(begin)
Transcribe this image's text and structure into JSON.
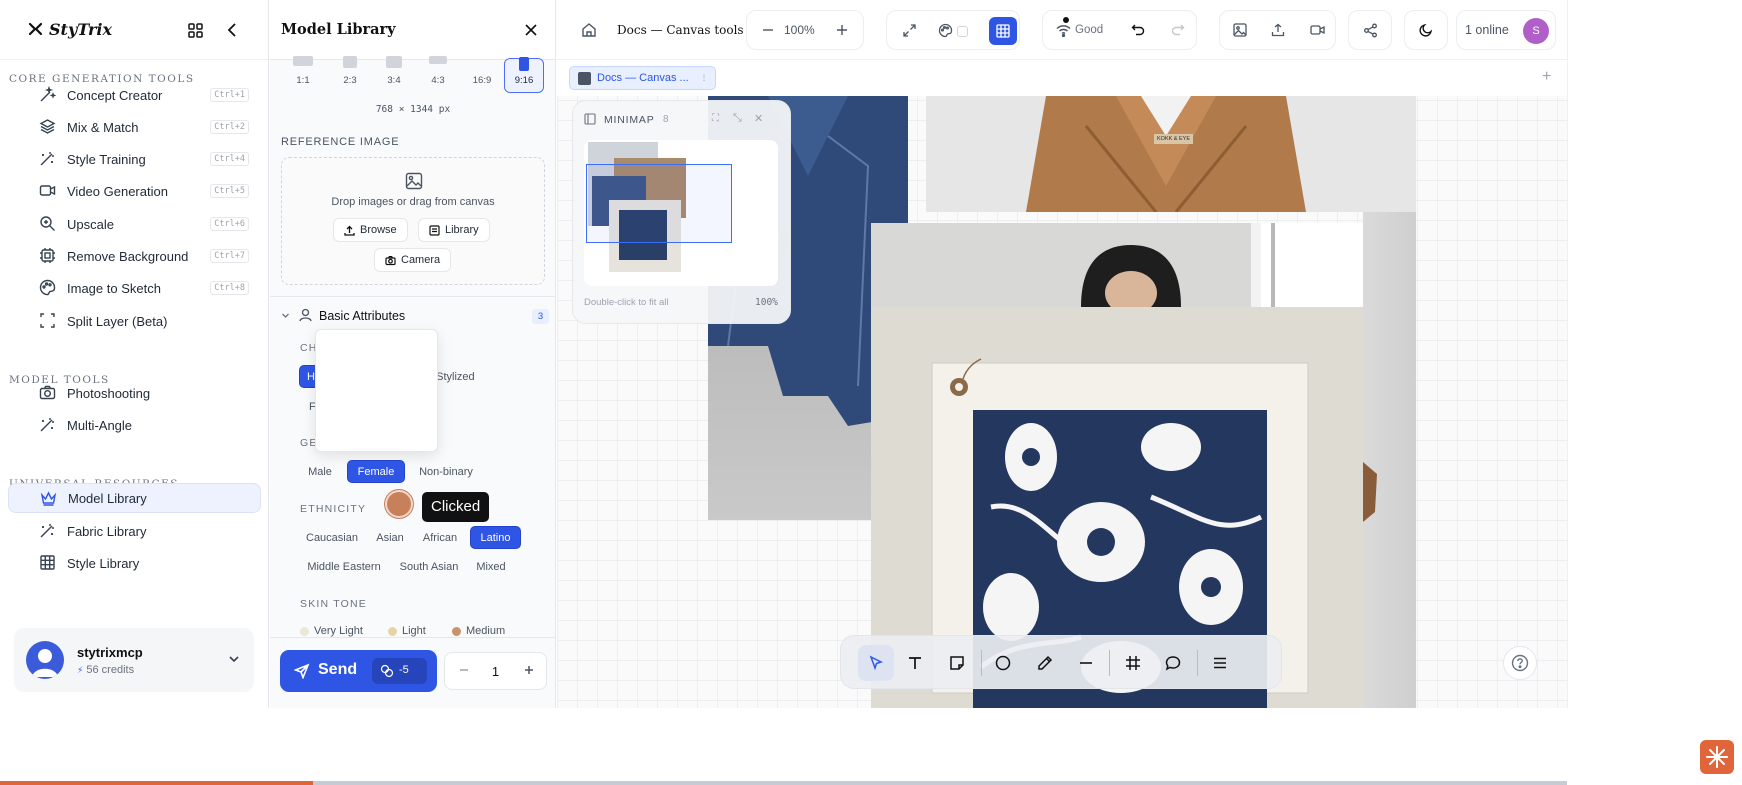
{
  "app": {
    "name": "StyTrix"
  },
  "sidebar": {
    "sections": [
      {
        "title": "CORE GENERATION TOOLS",
        "items": [
          {
            "label": "Concept Creator",
            "shortcut": "Ctrl+1",
            "icon": "wand-icon"
          },
          {
            "label": "Mix & Match",
            "shortcut": "Ctrl+2",
            "icon": "layers-icon"
          },
          {
            "label": "Style Training",
            "shortcut": "Ctrl+4",
            "icon": "magic-wand-icon"
          },
          {
            "label": "Video Generation",
            "shortcut": "Ctrl+5",
            "icon": "video-icon"
          },
          {
            "label": "Upscale",
            "shortcut": "Ctrl+6",
            "icon": "zoom-in-icon"
          },
          {
            "label": "Remove Background",
            "shortcut": "Ctrl+7",
            "icon": "scan-icon"
          },
          {
            "label": "Image to Sketch",
            "shortcut": "Ctrl+8",
            "icon": "palette-icon"
          },
          {
            "label": "Split Layer (Beta)",
            "shortcut": "",
            "icon": "split-icon"
          }
        ]
      },
      {
        "title": "MODEL TOOLS",
        "items": [
          {
            "label": "Photoshooting",
            "shortcut": "",
            "icon": "camera-icon"
          },
          {
            "label": "Multi-Angle",
            "shortcut": "",
            "icon": "magic-wand-icon"
          }
        ]
      },
      {
        "title": "UNIVERSAL RESOURCES",
        "items": [
          {
            "label": "Model Library",
            "shortcut": "",
            "icon": "crown-icon",
            "active": true
          },
          {
            "label": "Fabric Library",
            "shortcut": "",
            "icon": "magic-wand-icon"
          },
          {
            "label": "Style Library",
            "shortcut": "",
            "icon": "grid-icon"
          }
        ]
      }
    ],
    "user": {
      "name": "stytrixmcp",
      "credits": "56 credits"
    }
  },
  "panel": {
    "title": "Model Library",
    "aspect_ratios": [
      {
        "label": "1:1",
        "selected": false
      },
      {
        "label": "2:3",
        "selected": false
      },
      {
        "label": "3:4",
        "selected": false
      },
      {
        "label": "4:3",
        "selected": false
      },
      {
        "label": "16:9",
        "selected": false
      },
      {
        "label": "9:16",
        "selected": true
      }
    ],
    "dimensions": "768 × 1344 px",
    "reference_image": {
      "label": "REFERENCE IMAGE",
      "hint": "Drop images or drag from canvas",
      "browse": "Browse",
      "library": "Library",
      "camera": "Camera"
    },
    "basic_attributes": {
      "title": "Basic Attributes",
      "count": "3",
      "char_label_partial": "CH",
      "char_first_partial": "H",
      "char_second": "Stylized",
      "char_row2_partial": "F",
      "gender_label_partial": "GE",
      "gender": [
        "Male",
        "Female",
        "Non-binary"
      ],
      "gender_selected": "Female",
      "ethnicity_label": "ETHNICITY",
      "ethnicity": [
        "Caucasian",
        "Asian",
        "African",
        "Latino",
        "Middle Eastern",
        "South Asian",
        "Mixed"
      ],
      "ethnicity_selected": "Latino",
      "skin_tone_label": "SKIN TONE",
      "skin_tones": [
        {
          "label": "Very Light",
          "color": "#ece7d6"
        },
        {
          "label": "Light",
          "color": "#e8d2a8"
        },
        {
          "label": "Medium",
          "color": "#c8926a"
        }
      ]
    },
    "tooltip": "Clicked",
    "cursor_color": "#c8805a",
    "send": {
      "label": "Send",
      "cost": "-5"
    },
    "quantity": "1"
  },
  "topbar": {
    "doc_title": "Docs — Canvas tools",
    "zoom": "100%",
    "connection": "Good",
    "online": "1 online",
    "presence_initial": "S",
    "presence_color": "#b15fc8"
  },
  "canvas": {
    "tab_label": "Docs — Canvas ...",
    "minimap": {
      "title": "MINIMAP",
      "count": "8",
      "hint": "Double-click to fit all",
      "zoom": "100%"
    },
    "coat_label": "KOKK & EYE"
  },
  "colors": {
    "accent": "#2f55e4",
    "brand_orange": "#e0653a"
  },
  "progress": {
    "fraction": 0.2
  }
}
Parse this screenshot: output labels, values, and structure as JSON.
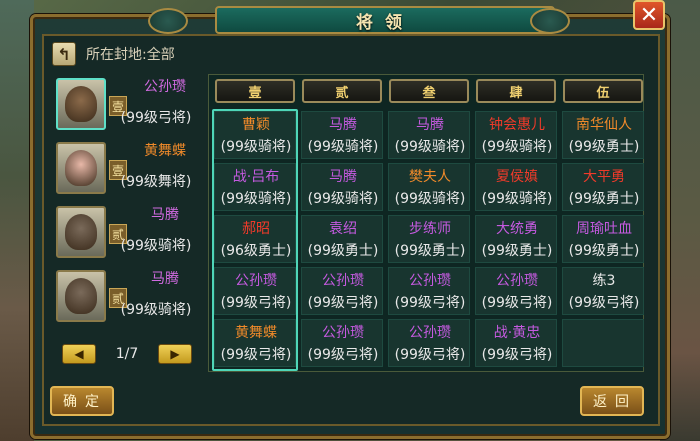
{
  "window": {
    "title": "将领",
    "close_label": "✕"
  },
  "fief": {
    "label": "所在封地:全部"
  },
  "generals": [
    {
      "rank": "壹",
      "name": "公孙瓒",
      "level": "(99级弓将)",
      "name_color": "purple",
      "face_color": "#8b6a4a"
    },
    {
      "rank": "壹",
      "name": "黄舞蝶",
      "level": "(99级舞将)",
      "name_color": "orange",
      "face_color": "#e8b8a8"
    },
    {
      "rank": "贰",
      "name": "马腾",
      "level": "(99级骑将)",
      "name_color": "purple",
      "face_color": "#7a6a5a"
    },
    {
      "rank": "贰",
      "name": "马腾",
      "level": "(99级骑将)",
      "name_color": "purple",
      "face_color": "#7a6a5a"
    }
  ],
  "pager": {
    "text": "1/7",
    "prev": "◀",
    "next": "▶"
  },
  "columns": [
    "壹",
    "贰",
    "叁",
    "肆",
    "伍"
  ],
  "grid": [
    [
      {
        "name": "曹颖",
        "level": "(99级骑将)",
        "color": "orange"
      },
      {
        "name": "战·吕布",
        "level": "(99级骑将)",
        "color": "purple"
      },
      {
        "name": "郝昭",
        "level": "(96级勇士)",
        "color": "red"
      },
      {
        "name": "公孙瓒",
        "level": "(99级弓将)",
        "color": "purple"
      },
      {
        "name": "黄舞蝶",
        "level": "(99级弓将)",
        "color": "orange"
      }
    ],
    [
      {
        "name": "马腾",
        "level": "(99级骑将)",
        "color": "purple"
      },
      {
        "name": "马腾",
        "level": "(99级骑将)",
        "color": "purple"
      },
      {
        "name": "袁绍",
        "level": "(99级勇士)",
        "color": "purple"
      },
      {
        "name": "公孙瓒",
        "level": "(99级弓将)",
        "color": "purple"
      },
      {
        "name": "公孙瓒",
        "level": "(99级弓将)",
        "color": "purple"
      }
    ],
    [
      {
        "name": "马腾",
        "level": "(99级骑将)",
        "color": "purple"
      },
      {
        "name": "樊夫人",
        "level": "(99级骑将)",
        "color": "orange"
      },
      {
        "name": "步练师",
        "level": "(99级勇士)",
        "color": "purple"
      },
      {
        "name": "公孙瓒",
        "level": "(99级弓将)",
        "color": "purple"
      },
      {
        "name": "公孙瓒",
        "level": "(99级弓将)",
        "color": "purple"
      }
    ],
    [
      {
        "name": "钟会惠儿",
        "level": "(99级骑将)",
        "color": "red"
      },
      {
        "name": "夏侯嫃",
        "level": "(99级骑将)",
        "color": "red"
      },
      {
        "name": "大统勇",
        "level": "(99级勇士)",
        "color": "purple"
      },
      {
        "name": "公孙瓒",
        "level": "(99级弓将)",
        "color": "purple"
      },
      {
        "name": "战·黄忠",
        "level": "(99级弓将)",
        "color": "purple"
      }
    ],
    [
      {
        "name": "南华仙人",
        "level": "(99级勇士)",
        "color": "orange"
      },
      {
        "name": "大平勇",
        "level": "(99级勇士)",
        "color": "red"
      },
      {
        "name": "周瑜吐血",
        "level": "(99级勇士)",
        "color": "purple"
      },
      {
        "name": "练3",
        "level": "(99级弓将)",
        "color": "white"
      },
      {
        "name": "",
        "level": "",
        "color": "white"
      }
    ]
  ],
  "buttons": {
    "confirm": "确定",
    "back": "返回"
  },
  "colors": {
    "highlight": "#4fd6b8",
    "gold_border": "#a98b42",
    "panel_bg": "#173130"
  }
}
(end)
Reproduce every line precisely as given, omitting all pictures.

Transcribe this image's text and structure into JSON.
{
  "app": {
    "name": "StyTrix"
  },
  "sidebar": {
    "sections": [
      {
        "title": "CORE GENERATION TOOLS",
        "items": [
          {
            "label": "Concept Creator",
            "shortcut": "Ctrl+1",
            "icon": "wand-icon"
          },
          {
            "label": "Mix & Match",
            "shortcut": "Ctrl+2",
            "icon": "layers-icon"
          },
          {
            "label": "Style Training",
            "shortcut": "Ctrl+4",
            "icon": "magic-wand-icon"
          },
          {
            "label": "Video Generation",
            "shortcut": "Ctrl+5",
            "icon": "video-icon"
          },
          {
            "label": "Upscale",
            "shortcut": "Ctrl+6",
            "icon": "zoom-in-icon"
          },
          {
            "label": "Remove Background",
            "shortcut": "Ctrl+7",
            "icon": "scan-icon"
          },
          {
            "label": "Image to Sketch",
            "shortcut": "Ctrl+8",
            "icon": "palette-icon"
          },
          {
            "label": "Split Layer (Beta)",
            "shortcut": "",
            "icon": "split-icon"
          }
        ]
      },
      {
        "title": "MODEL TOOLS",
        "items": [
          {
            "label": "Photoshooting",
            "shortcut": "",
            "icon": "camera-icon"
          },
          {
            "label": "Multi-Angle",
            "shortcut": "",
            "icon": "magic-wand-icon"
          }
        ]
      },
      {
        "title": "UNIVERSAL RESOURCES",
        "items": [
          {
            "label": "Model Library",
            "shortcut": "",
            "icon": "crown-icon",
            "active": true
          },
          {
            "label": "Fabric Library",
            "shortcut": "",
            "icon": "magic-wand-icon"
          },
          {
            "label": "Style Library",
            "shortcut": "",
            "icon": "grid-icon"
          }
        ]
      }
    ],
    "user": {
      "name": "stytrixmcp",
      "credits": "56 credits"
    }
  },
  "panel": {
    "title": "Model Library",
    "aspect_ratios": [
      {
        "label": "1:1",
        "selected": false
      },
      {
        "label": "2:3",
        "selected": false
      },
      {
        "label": "3:4",
        "selected": false
      },
      {
        "label": "4:3",
        "selected": false
      },
      {
        "label": "16:9",
        "selected": false
      },
      {
        "label": "9:16",
        "selected": true
      }
    ],
    "dimensions": "768 × 1344 px",
    "reference_image": {
      "label": "REFERENCE IMAGE",
      "hint": "Drop images or drag from canvas",
      "browse": "Browse",
      "library": "Library",
      "camera": "Camera"
    },
    "basic_attributes": {
      "title": "Basic Attributes",
      "count": "3",
      "char_label_partial": "CH",
      "char_first_partial": "H",
      "char_second": "Stylized",
      "char_row2_partial": "F",
      "gender_label_partial": "GE",
      "gender": [
        "Male",
        "Female",
        "Non-binary"
      ],
      "gender_selected": "Female",
      "ethnicity_label": "ETHNICITY",
      "ethnicity": [
        "Caucasian",
        "Asian",
        "African",
        "Latino",
        "Middle Eastern",
        "South Asian",
        "Mixed"
      ],
      "ethnicity_selected": "Latino",
      "skin_tone_label": "SKIN TONE",
      "skin_tones": [
        {
          "label": "Very Light",
          "color": "#ece7d6"
        },
        {
          "label": "Light",
          "color": "#e8d2a8"
        },
        {
          "label": "Medium",
          "color": "#c8926a"
        }
      ]
    },
    "tooltip": "Clicked",
    "cursor_color": "#c8805a",
    "send": {
      "label": "Send",
      "cost": "-5"
    },
    "quantity": "1"
  },
  "topbar": {
    "doc_title": "Docs — Canvas tools",
    "zoom": "100%",
    "connection": "Good",
    "online": "1 online",
    "presence_initial": "S",
    "presence_color": "#b15fc8"
  },
  "canvas": {
    "tab_label": "Docs — Canvas ...",
    "minimap": {
      "title": "MINIMAP",
      "count": "8",
      "hint": "Double-click to fit all",
      "zoom": "100%"
    },
    "coat_label": "KOKK & EYE"
  },
  "colors": {
    "accent": "#2f55e4",
    "brand_orange": "#e0653a"
  },
  "progress": {
    "fraction": 0.2
  }
}
Parse this screenshot: output labels, values, and structure as JSON.
{
  "window": {
    "title": "将领",
    "close_label": "✕"
  },
  "fief": {
    "label": "所在封地:全部"
  },
  "generals": [
    {
      "rank": "壹",
      "name": "公孙瓒",
      "level": "(99级弓将)",
      "name_color": "purple",
      "face_color": "#8b6a4a"
    },
    {
      "rank": "壹",
      "name": "黄舞蝶",
      "level": "(99级舞将)",
      "name_color": "orange",
      "face_color": "#e8b8a8"
    },
    {
      "rank": "贰",
      "name": "马腾",
      "level": "(99级骑将)",
      "name_color": "purple",
      "face_color": "#7a6a5a"
    },
    {
      "rank": "贰",
      "name": "马腾",
      "level": "(99级骑将)",
      "name_color": "purple",
      "face_color": "#7a6a5a"
    }
  ],
  "pager": {
    "text": "1/7",
    "prev": "◀",
    "next": "▶"
  },
  "columns": [
    "壹",
    "贰",
    "叁",
    "肆",
    "伍"
  ],
  "grid": [
    [
      {
        "name": "曹颖",
        "level": "(99级骑将)",
        "color": "orange"
      },
      {
        "name": "战·吕布",
        "level": "(99级骑将)",
        "color": "purple"
      },
      {
        "name": "郝昭",
        "level": "(96级勇士)",
        "color": "red"
      },
      {
        "name": "公孙瓒",
        "level": "(99级弓将)",
        "color": "purple"
      },
      {
        "name": "黄舞蝶",
        "level": "(99级弓将)",
        "color": "orange"
      }
    ],
    [
      {
        "name": "马腾",
        "level": "(99级骑将)",
        "color": "purple"
      },
      {
        "name": "马腾",
        "level": "(99级骑将)",
        "color": "purple"
      },
      {
        "name": "袁绍",
        "level": "(99级勇士)",
        "color": "purple"
      },
      {
        "name": "公孙瓒",
        "level": "(99级弓将)",
        "color": "purple"
      },
      {
        "name": "公孙瓒",
        "level": "(99级弓将)",
        "color": "purple"
      }
    ],
    [
      {
        "name": "马腾",
        "level": "(99级骑将)",
        "color": "purple"
      },
      {
        "name": "樊夫人",
        "level": "(99级骑将)",
        "color": "orange"
      },
      {
        "name": "步练师",
        "level": "(99级勇士)",
        "color": "purple"
      },
      {
        "name": "公孙瓒",
        "level": "(99级弓将)",
        "color": "purple"
      },
      {
        "name": "公孙瓒",
        "level": "(99级弓将)",
        "color": "purple"
      }
    ],
    [
      {
        "name": "钟会惠儿",
        "level": "(99级骑将)",
        "color": "red"
      },
      {
        "name": "夏侯嫃",
        "level": "(99级骑将)",
        "color": "red"
      },
      {
        "name": "大统勇",
        "level": "(99级勇士)",
        "color": "purple"
      },
      {
        "name": "公孙瓒",
        "level": "(99级弓将)",
        "color": "purple"
      },
      {
        "name": "战·黄忠",
        "level": "(99级弓将)",
        "color": "purple"
      }
    ],
    [
      {
        "name": "南华仙人",
        "level": "(99级勇士)",
        "color": "orange"
      },
      {
        "name": "大平勇",
        "level": "(99级勇士)",
        "color": "red"
      },
      {
        "name": "周瑜吐血",
        "level": "(99级勇士)",
        "color": "purple"
      },
      {
        "name": "练3",
        "level": "(99级弓将)",
        "color": "white"
      },
      {
        "name": "",
        "level": "",
        "color": "white"
      }
    ]
  ],
  "buttons": {
    "confirm": "确定",
    "back": "返回"
  },
  "colors": {
    "highlight": "#4fd6b8",
    "gold_border": "#a98b42",
    "panel_bg": "#173130"
  }
}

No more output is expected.